• Exercise text
W-2 technicians and office vs 1099 subcontractors
Maintenance companies often have W-2 techs and office staff plus 1099 subs for overflow or specialty work (e.g. HVAC, electrical, plumbing). Your payroll system should handle both in one place—correct withholding for W-2, no withholding for 1099, and the right tax forms (W-2 vs 1099-NEC) at year-end. Contractor self-service lets subs view pay stubs without extra admin.
Job and site costing
Labor cost by job or site is central to maintenance profitability and client billing. If you run your books in QuickBooks, payroll that posts labor to jobs (QuickBooks Payroll) keeps job and site costing accurate. Gusto and OnPay sync to QuickBooks but don't push cost to jobs the same way; they're still strong for running payroll and tracking who worked where.
Time tracking and payroll sync
Tech hours—preventive maintenance, repairs, on-call—can be captured with mobile apps, time clocks, or manual entry. The best setup syncs hours into payroll so you're not re-entering data. Gusto has built-in time tracking; QuickBooks Payroll integrates with QuickBooks Time for time-by-job. Accurate hours support job costing and overtime compliance.

• Required work
Extract the passage of the payroll guide from "W-2 technicians and" to "without extra admin.", copying it word for word.

• Recorded information
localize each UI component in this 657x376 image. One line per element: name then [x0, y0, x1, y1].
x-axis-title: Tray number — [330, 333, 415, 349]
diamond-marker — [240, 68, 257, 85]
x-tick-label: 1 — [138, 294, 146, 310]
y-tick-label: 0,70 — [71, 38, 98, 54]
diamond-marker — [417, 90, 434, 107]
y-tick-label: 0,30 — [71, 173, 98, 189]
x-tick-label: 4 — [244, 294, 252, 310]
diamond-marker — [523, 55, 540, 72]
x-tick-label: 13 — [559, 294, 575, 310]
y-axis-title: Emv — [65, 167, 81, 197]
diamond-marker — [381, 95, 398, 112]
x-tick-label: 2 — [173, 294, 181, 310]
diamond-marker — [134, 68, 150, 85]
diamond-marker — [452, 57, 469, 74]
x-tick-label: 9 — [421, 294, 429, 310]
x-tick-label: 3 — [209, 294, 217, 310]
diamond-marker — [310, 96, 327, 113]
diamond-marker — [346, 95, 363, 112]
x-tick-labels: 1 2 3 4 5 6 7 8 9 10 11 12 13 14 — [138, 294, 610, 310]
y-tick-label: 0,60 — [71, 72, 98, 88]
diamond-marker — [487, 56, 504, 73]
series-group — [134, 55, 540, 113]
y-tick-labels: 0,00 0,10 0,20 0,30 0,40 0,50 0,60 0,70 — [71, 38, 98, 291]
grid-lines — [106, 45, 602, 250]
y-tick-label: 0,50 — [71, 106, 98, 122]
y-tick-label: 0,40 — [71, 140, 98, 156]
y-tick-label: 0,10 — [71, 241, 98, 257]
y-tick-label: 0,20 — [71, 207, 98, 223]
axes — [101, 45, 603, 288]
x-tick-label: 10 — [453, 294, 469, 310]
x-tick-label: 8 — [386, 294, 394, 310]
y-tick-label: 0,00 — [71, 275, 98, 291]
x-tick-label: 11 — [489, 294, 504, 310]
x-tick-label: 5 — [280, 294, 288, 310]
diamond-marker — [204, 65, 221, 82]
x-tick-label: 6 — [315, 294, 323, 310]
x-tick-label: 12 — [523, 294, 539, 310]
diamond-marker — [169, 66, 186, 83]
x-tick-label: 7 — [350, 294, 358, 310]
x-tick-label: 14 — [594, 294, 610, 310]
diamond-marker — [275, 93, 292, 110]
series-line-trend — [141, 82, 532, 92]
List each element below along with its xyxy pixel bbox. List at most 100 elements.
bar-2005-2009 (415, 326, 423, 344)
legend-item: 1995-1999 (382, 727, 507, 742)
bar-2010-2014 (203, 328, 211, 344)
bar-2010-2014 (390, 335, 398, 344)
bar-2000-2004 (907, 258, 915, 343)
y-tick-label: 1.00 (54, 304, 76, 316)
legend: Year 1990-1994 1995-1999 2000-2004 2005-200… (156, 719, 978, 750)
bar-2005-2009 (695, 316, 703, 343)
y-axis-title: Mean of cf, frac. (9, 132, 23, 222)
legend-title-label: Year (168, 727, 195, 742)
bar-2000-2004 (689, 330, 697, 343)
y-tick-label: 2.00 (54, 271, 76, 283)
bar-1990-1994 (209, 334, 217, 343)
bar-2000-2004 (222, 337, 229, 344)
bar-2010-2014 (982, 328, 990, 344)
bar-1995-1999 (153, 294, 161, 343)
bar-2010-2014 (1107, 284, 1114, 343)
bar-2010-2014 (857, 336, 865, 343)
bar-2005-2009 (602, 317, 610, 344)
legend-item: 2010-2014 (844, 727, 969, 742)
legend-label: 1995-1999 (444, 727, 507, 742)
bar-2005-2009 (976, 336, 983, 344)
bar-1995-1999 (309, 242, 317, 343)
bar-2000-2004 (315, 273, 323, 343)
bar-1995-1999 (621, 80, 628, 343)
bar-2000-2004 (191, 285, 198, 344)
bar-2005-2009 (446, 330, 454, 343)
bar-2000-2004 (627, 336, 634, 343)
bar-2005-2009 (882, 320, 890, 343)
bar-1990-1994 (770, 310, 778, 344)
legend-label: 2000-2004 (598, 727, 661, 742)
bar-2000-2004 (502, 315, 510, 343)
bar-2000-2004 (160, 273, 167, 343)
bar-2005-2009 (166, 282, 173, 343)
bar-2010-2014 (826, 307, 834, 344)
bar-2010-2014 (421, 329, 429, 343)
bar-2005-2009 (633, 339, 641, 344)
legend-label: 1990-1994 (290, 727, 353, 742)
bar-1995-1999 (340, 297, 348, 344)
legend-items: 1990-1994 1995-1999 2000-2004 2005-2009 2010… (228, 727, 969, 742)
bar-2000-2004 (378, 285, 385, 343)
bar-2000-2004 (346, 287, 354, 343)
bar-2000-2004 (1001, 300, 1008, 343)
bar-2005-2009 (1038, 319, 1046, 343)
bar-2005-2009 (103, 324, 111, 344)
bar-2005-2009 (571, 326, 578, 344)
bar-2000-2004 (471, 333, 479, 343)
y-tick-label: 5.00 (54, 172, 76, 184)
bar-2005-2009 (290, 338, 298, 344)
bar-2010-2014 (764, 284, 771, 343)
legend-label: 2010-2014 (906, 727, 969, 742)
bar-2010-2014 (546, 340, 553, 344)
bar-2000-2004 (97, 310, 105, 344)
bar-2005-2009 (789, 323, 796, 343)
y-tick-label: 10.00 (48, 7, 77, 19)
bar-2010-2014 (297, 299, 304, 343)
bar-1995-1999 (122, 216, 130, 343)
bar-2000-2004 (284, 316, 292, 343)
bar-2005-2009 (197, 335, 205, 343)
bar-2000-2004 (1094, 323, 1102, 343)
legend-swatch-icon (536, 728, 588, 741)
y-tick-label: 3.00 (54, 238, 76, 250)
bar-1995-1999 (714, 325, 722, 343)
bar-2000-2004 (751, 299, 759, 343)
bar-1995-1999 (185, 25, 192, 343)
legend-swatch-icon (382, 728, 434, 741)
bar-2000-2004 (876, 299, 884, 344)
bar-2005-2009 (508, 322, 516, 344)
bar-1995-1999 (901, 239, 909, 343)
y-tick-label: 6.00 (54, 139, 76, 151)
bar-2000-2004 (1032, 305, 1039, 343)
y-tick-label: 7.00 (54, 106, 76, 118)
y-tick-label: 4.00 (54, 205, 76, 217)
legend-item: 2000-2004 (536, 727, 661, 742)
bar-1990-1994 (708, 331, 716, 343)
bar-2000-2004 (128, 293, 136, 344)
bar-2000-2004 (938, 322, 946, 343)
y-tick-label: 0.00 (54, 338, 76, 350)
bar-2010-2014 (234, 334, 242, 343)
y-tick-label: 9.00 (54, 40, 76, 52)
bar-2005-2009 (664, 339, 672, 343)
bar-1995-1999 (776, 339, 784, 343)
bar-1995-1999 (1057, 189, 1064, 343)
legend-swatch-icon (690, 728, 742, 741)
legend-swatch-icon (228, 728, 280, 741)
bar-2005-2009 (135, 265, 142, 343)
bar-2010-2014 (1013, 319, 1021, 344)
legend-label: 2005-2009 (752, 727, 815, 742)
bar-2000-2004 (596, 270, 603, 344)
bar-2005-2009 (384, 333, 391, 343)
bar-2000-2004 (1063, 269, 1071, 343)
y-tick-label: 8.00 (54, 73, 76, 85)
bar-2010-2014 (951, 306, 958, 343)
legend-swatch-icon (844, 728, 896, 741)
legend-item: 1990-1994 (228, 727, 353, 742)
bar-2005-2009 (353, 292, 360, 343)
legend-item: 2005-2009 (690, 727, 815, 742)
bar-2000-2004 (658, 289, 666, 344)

• Response area
W-2 technicians and office vs 1099 subcontractors
Maintenance companies often have W-2 techs and office staff plus 1099 subs for overflow or specialty work (e.g. HVAC, electrical, plumbing). Your payroll system should handle both in one place—correct withholding for W-2, no withholding for 1099, and the right tax forms (W-2 vs 1099-NEC) at year-end. Contractor self-service lets subs view pay stubs without extra admin.